» PROBLEM REQUIREMENTS: Output the full listing below exactly, without the pictures.
· · · · ·
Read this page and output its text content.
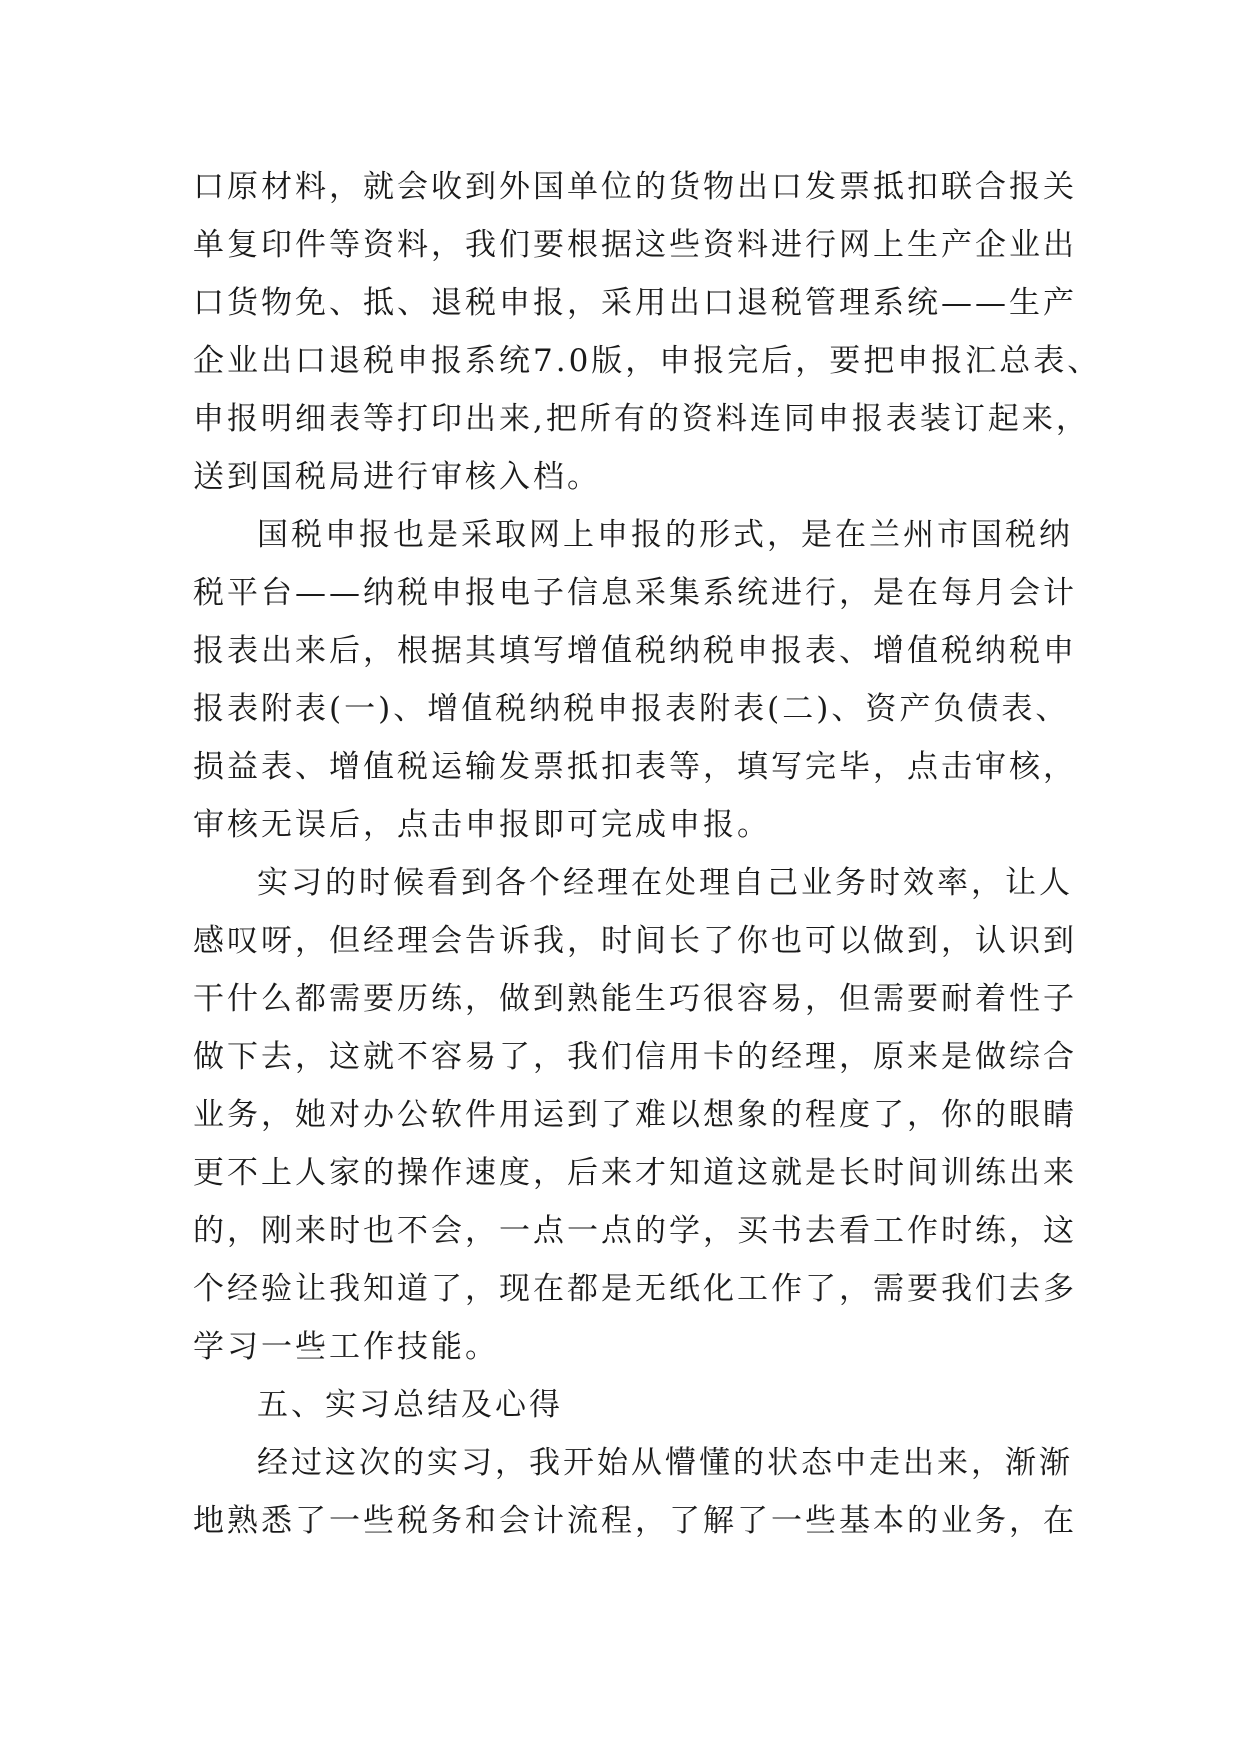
口原材料，就会收到外国单位的货物出口发票抵扣联合报关
单复印件等资料，我们要根据这些资料进行网上生产企业出
口货物免、抵、退税申报，采用出口退税管理系统——生产
企业出口退税申报系统7.0版，申报完后，要把申报汇总表、
申报明细表等打印出来,把所有的资料连同申报表装订起来，
送到国税局进行审核入档。
国税申报也是采取网上申报的形式，是在兰州市国税纳
税平台——纳税申报电子信息采集系统进行，是在每月会计
报表出来后，根据其填写增值税纳税申报表、增值税纳税申
报表附表(一)、增值税纳税申报表附表(二)、资产负债表、
损益表、增值税运输发票抵扣表等，填写完毕，点击审核，
审核无误后，点击申报即可完成申报。
实习的时候看到各个经理在处理自己业务时效率，让人
感叹呀，但经理会告诉我，时间长了你也可以做到，认识到
干什么都需要历练，做到熟能生巧很容易，但需要耐着性子
做下去，这就不容易了，我们信用卡的经理，原来是做综合
业务，她对办公软件用运到了难以想象的程度了，你的眼睛
更不上人家的操作速度，后来才知道这就是长时间训练出来
的，刚来时也不会，一点一点的学，买书去看工作时练，这
个经验让我知道了，现在都是无纸化工作了，需要我们去多
学习一些工作技能。
五、实习总结及心得
经过这次的实习，我开始从懵懂的状态中走出来，渐渐
地熟悉了一些税务和会计流程，了解了一些基本的业务，在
· · · · ·
» SOLUTION TO THE EXERCISE:
Read this page and output its text content.
口原材料，就会收到外国单位的货物出口发票抵扣联合报关
单复印件等资料，我们要根据这些资料进行网上生产企业出
口货物免、抵、退税申报，采用出口退税管理系统——生产
企业出口退税申报系统7.0版，申报完后，要把申报汇总表、
申报明细表等打印出来,把所有的资料连同申报表装订起来，
送到国税局进行审核入档。
国税申报也是采取网上申报的形式，是在兰州市国税纳
税平台——纳税申报电子信息采集系统进行，是在每月会计
报表出来后，根据其填写增值税纳税申报表、增值税纳税申
报表附表(一)、增值税纳税申报表附表(二)、资产负债表、
损益表、增值税运输发票抵扣表等，填写完毕，点击审核，
审核无误后，点击申报即可完成申报。
实习的时候看到各个经理在处理自己业务时效率，让人
感叹呀，但经理会告诉我，时间长了你也可以做到，认识到
干什么都需要历练，做到熟能生巧很容易，但需要耐着性子
做下去，这就不容易了，我们信用卡的经理，原来是做综合
业务，她对办公软件用运到了难以想象的程度了，你的眼睛
更不上人家的操作速度，后来才知道这就是长时间训练出来
的，刚来时也不会，一点一点的学，买书去看工作时练，这
个经验让我知道了，现在都是无纸化工作了，需要我们去多
学习一些工作技能。
五、实习总结及心得
经过这次的实习，我开始从懵懂的状态中走出来，渐渐
地熟悉了一些税务和会计流程，了解了一些基本的业务，在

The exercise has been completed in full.